▶ Task to complete: Omit every picture and output the rest of the records exactly as they are.

▶ Given records:

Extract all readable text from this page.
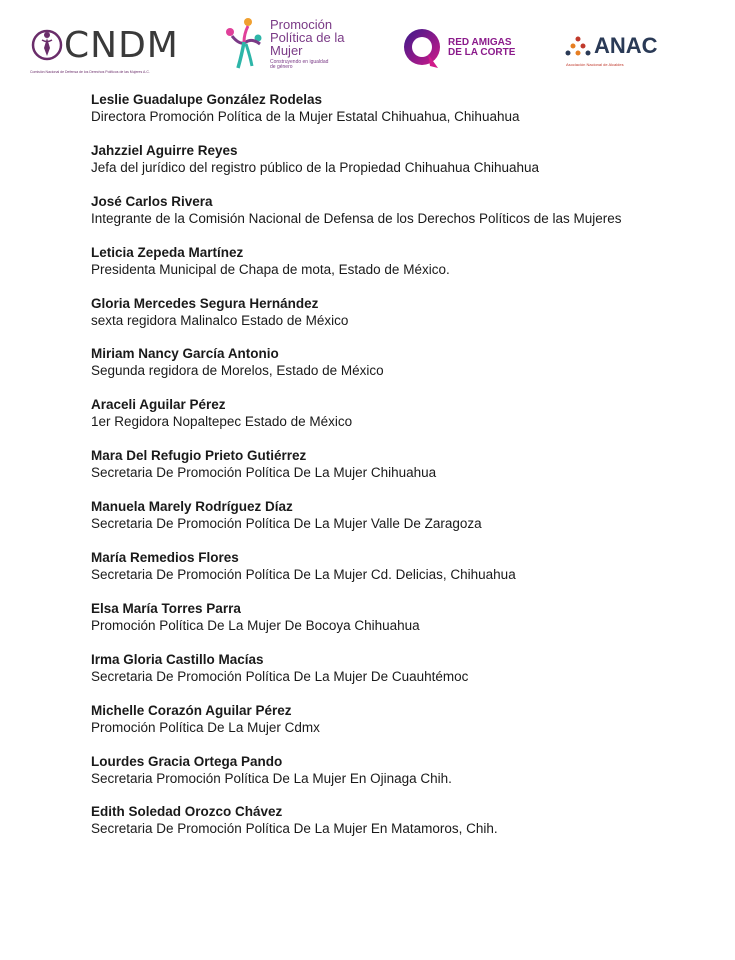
CNDM
Comisión Nacional de Defensa de los Derechos Políticos de las Mujeres A.C.
Promoción Política de la Mujer
Construyendo en igualdad de género
RED AMIGAS DE LA CORTE	ANAC
Asociación Nacional de Alcaldes
Leslie Guadalupe González Rodelas
Directora Promoción Política de la Mujer Estatal Chihuahua, Chihuahua
Jahzziel Aguirre Reyes
Jefa del jurídico del registro público de la Propiedad Chihuahua Chihuahua
José Carlos Rivera
Integrante de la Comisión Nacional de Defensa de los Derechos Políticos de las Mujeres
Leticia Zepeda Martínez
Presidenta Municipal de Chapa de mota, Estado de México.
Gloria Mercedes Segura Hernández
sexta regidora Malinalco Estado de México
Miriam Nancy García Antonio
Segunda regidora de Morelos, Estado de México
Araceli Aguilar Pérez
1er Regidora Nopaltepec Estado de México
Mara Del Refugio Prieto Gutiérrez
Secretaria De Promoción Política De La Mujer Chihuahua
Manuela Marely Rodríguez Díaz
Secretaria De Promoción Política De La Mujer Valle De Zaragoza
María Remedios Flores
Secretaria De Promoción Política De La Mujer Cd. Delicias, Chihuahua
Elsa María Torres Parra
Promoción Política De La Mujer De Bocoya Chihuahua
Irma Gloria Castillo Macías
Secretaria De Promoción Política De La Mujer De Cuauhtémoc
Michelle Corazón Aguilar Pérez
Promoción Política De La Mujer Cdmx
Lourdes Gracia Ortega Pando
Secretaria Promoción Política De La Mujer En Ojinaga Chih.
Edith Soledad Orozco Chávez
Secretaria De Promoción Política De La Mujer En Matamoros, Chih.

▶ Answer to the problem:
Extract all readable text from this page.
CNDM
Comisión Nacional de Defensa de los Derechos Políticos de las Mujeres A.C.
Promoción Política de la Mujer
Construyendo en igualdad de género
RED AMIGAS DE LA CORTE	ANAC
Asociación Nacional de Alcaldes
Leslie Guadalupe González Rodelas
Directora Promoción Política de la Mujer Estatal Chihuahua, Chihuahua
Jahzziel Aguirre Reyes
Jefa del jurídico del registro público de la Propiedad Chihuahua Chihuahua
José Carlos Rivera
Integrante de la Comisión Nacional de Defensa de los Derechos Políticos de las Mujeres
Leticia Zepeda Martínez
Presidenta Municipal de Chapa de mota, Estado de México.
Gloria Mercedes Segura Hernández
sexta regidora Malinalco Estado de México
Miriam Nancy García Antonio
Segunda regidora de Morelos, Estado de México
Araceli Aguilar Pérez
1er Regidora Nopaltepec Estado de México
Mara Del Refugio Prieto Gutiérrez
Secretaria De Promoción Política De La Mujer Chihuahua
Manuela Marely Rodríguez Díaz
Secretaria De Promoción Política De La Mujer Valle De Zaragoza
María Remedios Flores
Secretaria De Promoción Política De La Mujer Cd. Delicias, Chihuahua
Elsa María Torres Parra
Promoción Política De La Mujer De Bocoya Chihuahua
Irma Gloria Castillo Macías
Secretaria De Promoción Política De La Mujer De Cuauhtémoc
Michelle Corazón Aguilar Pérez
Promoción Política De La Mujer Cdmx
Lourdes Gracia Ortega Pando
Secretaria Promoción Política De La Mujer En Ojinaga Chih.
Edith Soledad Orozco Chávez
Secretaria De Promoción Política De La Mujer En Matamoros, Chih.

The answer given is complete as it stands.